Aim
Restate the data exactly as given and keep the pictures out.

[begin Record extracts]

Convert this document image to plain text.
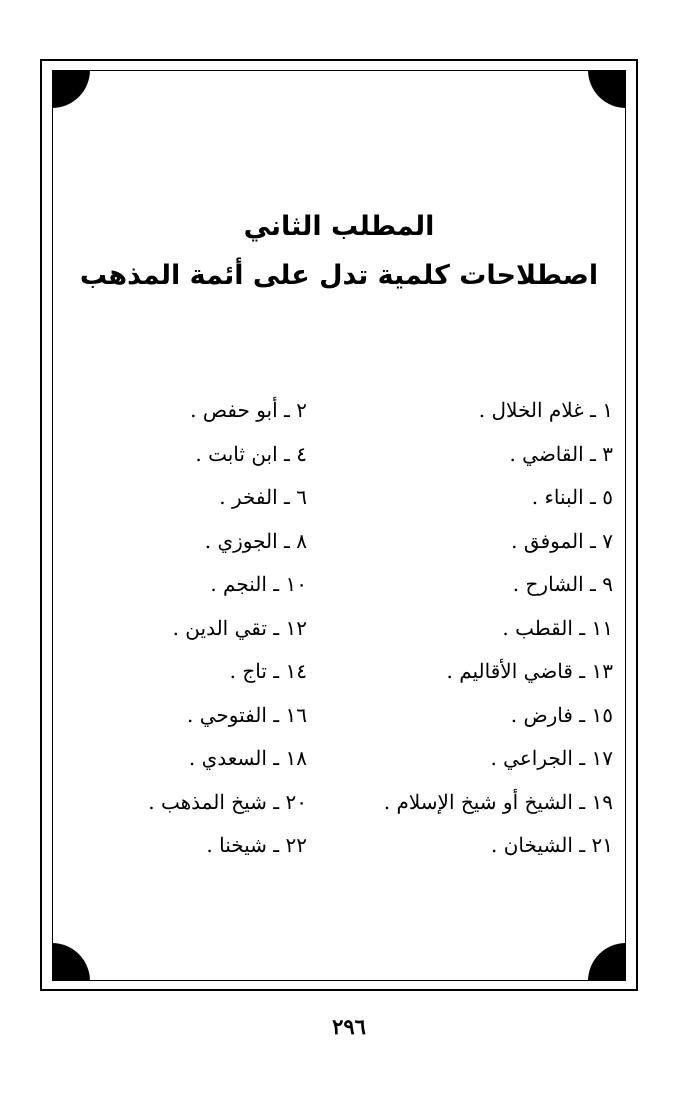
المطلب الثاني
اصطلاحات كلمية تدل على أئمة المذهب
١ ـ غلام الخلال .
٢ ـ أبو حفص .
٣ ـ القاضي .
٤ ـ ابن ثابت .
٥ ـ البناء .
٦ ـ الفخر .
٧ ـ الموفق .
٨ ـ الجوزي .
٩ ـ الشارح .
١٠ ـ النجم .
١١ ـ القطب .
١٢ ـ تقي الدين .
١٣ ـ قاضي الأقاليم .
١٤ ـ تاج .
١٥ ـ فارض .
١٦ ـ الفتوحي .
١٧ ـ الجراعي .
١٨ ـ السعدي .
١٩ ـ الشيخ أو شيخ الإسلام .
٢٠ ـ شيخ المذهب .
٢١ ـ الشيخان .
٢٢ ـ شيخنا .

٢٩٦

[end Record extracts]

Problem solution
Convert this document image to plain text.
المطلب الثاني
اصطلاحات كلمية تدل على أئمة المذهب
١ ـ غلام الخلال .
٢ ـ أبو حفص .
٣ ـ القاضي .
٤ ـ ابن ثابت .
٥ ـ البناء .
٦ ـ الفخر .
٧ ـ الموفق .
٨ ـ الجوزي .
٩ ـ الشارح .
١٠ ـ النجم .
١١ ـ القطب .
١٢ ـ تقي الدين .
١٣ ـ قاضي الأقاليم .
١٤ ـ تاج .
١٥ ـ فارض .
١٦ ـ الفتوحي .
١٧ ـ الجراعي .
١٨ ـ السعدي .
١٩ ـ الشيخ أو شيخ الإسلام .
٢٠ ـ شيخ المذهب .
٢١ ـ الشيخان .
٢٢ ـ شيخنا .

٢٩٦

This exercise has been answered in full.